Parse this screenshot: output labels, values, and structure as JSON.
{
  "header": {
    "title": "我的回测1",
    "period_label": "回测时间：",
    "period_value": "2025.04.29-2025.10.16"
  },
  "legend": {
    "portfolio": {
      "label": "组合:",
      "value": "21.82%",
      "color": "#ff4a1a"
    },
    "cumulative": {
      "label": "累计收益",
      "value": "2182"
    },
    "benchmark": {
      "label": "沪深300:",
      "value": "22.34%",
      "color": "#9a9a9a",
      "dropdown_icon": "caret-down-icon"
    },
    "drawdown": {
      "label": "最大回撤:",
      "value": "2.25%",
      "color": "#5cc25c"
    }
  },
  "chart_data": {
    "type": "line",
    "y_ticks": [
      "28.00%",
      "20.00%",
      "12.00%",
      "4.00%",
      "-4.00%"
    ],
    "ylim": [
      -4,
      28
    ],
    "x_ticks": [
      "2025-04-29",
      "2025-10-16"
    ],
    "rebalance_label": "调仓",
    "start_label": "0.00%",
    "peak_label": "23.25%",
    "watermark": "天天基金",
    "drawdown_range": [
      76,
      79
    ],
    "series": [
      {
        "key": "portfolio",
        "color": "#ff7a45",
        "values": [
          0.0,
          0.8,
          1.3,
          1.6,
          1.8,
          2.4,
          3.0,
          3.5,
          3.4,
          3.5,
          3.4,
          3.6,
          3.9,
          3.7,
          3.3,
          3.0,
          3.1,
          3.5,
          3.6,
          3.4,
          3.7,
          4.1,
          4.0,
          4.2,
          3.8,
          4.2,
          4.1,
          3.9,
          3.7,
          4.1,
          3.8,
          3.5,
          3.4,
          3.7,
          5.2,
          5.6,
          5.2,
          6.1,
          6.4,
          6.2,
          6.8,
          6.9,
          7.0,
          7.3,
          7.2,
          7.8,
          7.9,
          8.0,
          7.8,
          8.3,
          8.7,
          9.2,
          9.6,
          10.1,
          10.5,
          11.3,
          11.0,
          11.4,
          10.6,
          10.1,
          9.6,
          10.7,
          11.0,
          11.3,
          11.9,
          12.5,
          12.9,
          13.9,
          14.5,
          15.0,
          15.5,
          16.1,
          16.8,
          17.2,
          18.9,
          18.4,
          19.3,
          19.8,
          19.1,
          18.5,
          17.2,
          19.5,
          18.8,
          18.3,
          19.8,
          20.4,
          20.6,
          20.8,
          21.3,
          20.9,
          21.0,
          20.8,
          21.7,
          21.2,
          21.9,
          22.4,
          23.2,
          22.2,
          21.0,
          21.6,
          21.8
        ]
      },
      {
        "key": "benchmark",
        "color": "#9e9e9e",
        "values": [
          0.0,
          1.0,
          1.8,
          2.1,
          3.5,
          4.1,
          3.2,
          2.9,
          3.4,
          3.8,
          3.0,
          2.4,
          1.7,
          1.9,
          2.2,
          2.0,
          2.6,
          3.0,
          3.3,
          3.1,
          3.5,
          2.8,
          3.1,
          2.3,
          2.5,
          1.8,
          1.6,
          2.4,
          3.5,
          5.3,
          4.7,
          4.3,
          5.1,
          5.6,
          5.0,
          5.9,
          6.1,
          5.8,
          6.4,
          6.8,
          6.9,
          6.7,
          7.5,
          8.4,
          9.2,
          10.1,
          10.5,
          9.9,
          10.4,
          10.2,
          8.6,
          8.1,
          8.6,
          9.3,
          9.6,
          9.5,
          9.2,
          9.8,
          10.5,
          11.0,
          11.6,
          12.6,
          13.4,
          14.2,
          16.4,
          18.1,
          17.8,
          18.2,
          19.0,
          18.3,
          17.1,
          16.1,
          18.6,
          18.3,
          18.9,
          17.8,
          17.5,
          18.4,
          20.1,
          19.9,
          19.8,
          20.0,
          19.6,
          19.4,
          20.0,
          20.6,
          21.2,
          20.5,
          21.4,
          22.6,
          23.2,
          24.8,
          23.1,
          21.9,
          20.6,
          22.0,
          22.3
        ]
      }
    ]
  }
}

━━━━━━━━

Repeat the entries exactly, all of them.

• _Full output_:
Parse this screenshot: output labels, values, and structure as JSON.
{
  "header": {
    "title": "我的回测1",
    "period_label": "回测时间：",
    "period_value": "2025.04.29-2025.10.16"
  },
  "legend": {
    "portfolio": {
      "label": "组合:",
      "value": "21.82%",
      "color": "#ff4a1a"
    },
    "cumulative": {
      "label": "累计收益",
      "value": "2182"
    },
    "benchmark": {
      "label": "沪深300:",
      "value": "22.34%",
      "color": "#9a9a9a",
      "dropdown_icon": "caret-down-icon"
    },
    "drawdown": {
      "label": "最大回撤:",
      "value": "2.25%",
      "color": "#5cc25c"
    }
  },
  "chart_data": {
    "type": "line",
    "y_ticks": [
      "28.00%",
      "20.00%",
      "12.00%",
      "4.00%",
      "-4.00%"
    ],
    "ylim": [
      -4,
      28
    ],
    "x_ticks": [
      "2025-04-29",
      "2025-10-16"
    ],
    "rebalance_label": "调仓",
    "start_label": "0.00%",
    "peak_label": "23.25%",
    "watermark": "天天基金",
    "drawdown_range": [
      76,
      79
    ],
    "series": [
      {
        "key": "portfolio",
        "color": "#ff7a45",
        "values": [
          0.0,
          0.8,
          1.3,
          1.6,
          1.8,
          2.4,
          3.0,
          3.5,
          3.4,
          3.5,
          3.4,
          3.6,
          3.9,
          3.7,
          3.3,
          3.0,
          3.1,
          3.5,
          3.6,
          3.4,
          3.7,
          4.1,
          4.0,
          4.2,
          3.8,
          4.2,
          4.1,
          3.9,
          3.7,
          4.1,
          3.8,
          3.5,
          3.4,
          3.7,
          5.2,
          5.6,
          5.2,
          6.1,
          6.4,
          6.2,
          6.8,
          6.9,
          7.0,
          7.3,
          7.2,
          7.8,
          7.9,
          8.0,
          7.8,
          8.3,
          8.7,
          9.2,
          9.6,
          10.1,
          10.5,
          11.3,
          11.0,
          11.4,
          10.6,
          10.1,
          9.6,
          10.7,
          11.0,
          11.3,
          11.9,
          12.5,
          12.9,
          13.9,
          14.5,
          15.0,
          15.5,
          16.1,
          16.8,
          17.2,
          18.9,
          18.4,
          19.3,
          19.8,
          19.1,
          18.5,
          17.2,
          19.5,
          18.8,
          18.3,
          19.8,
          20.4,
          20.6,
          20.8,
          21.3,
          20.9,
          21.0,
          20.8,
          21.7,
          21.2,
          21.9,
          22.4,
          23.2,
          22.2,
          21.0,
          21.6,
          21.8
        ]
      },
      {
        "key": "benchmark",
        "color": "#9e9e9e",
        "values": [
          0.0,
          1.0,
          1.8,
          2.1,
          3.5,
          4.1,
          3.2,
          2.9,
          3.4,
          3.8,
          3.0,
          2.4,
          1.7,
          1.9,
          2.2,
          2.0,
          2.6,
          3.0,
          3.3,
          3.1,
          3.5,
          2.8,
          3.1,
          2.3,
          2.5,
          1.8,
          1.6,
          2.4,
          3.5,
          5.3,
          4.7,
          4.3,
          5.1,
          5.6,
          5.0,
          5.9,
          6.1,
          5.8,
          6.4,
          6.8,
          6.9,
          6.7,
          7.5,
          8.4,
          9.2,
          10.1,
          10.5,
          9.9,
          10.4,
          10.2,
          8.6,
          8.1,
          8.6,
          9.3,
          9.6,
          9.5,
          9.2,
          9.8,
          10.5,
          11.0,
          11.6,
          12.6,
          13.4,
          14.2,
          16.4,
          18.1,
          17.8,
          18.2,
          19.0,
          18.3,
          17.1,
          16.1,
          18.6,
          18.3,
          18.9,
          17.8,
          17.5,
          18.4,
          20.1,
          19.9,
          19.8,
          20.0,
          19.6,
          19.4,
          20.0,
          20.6,
          21.2,
          20.5,
          21.4,
          22.6,
          23.2,
          24.8,
          23.1,
          21.9,
          20.6,
          22.0,
          22.3
        ]
      }
    ]
  }
}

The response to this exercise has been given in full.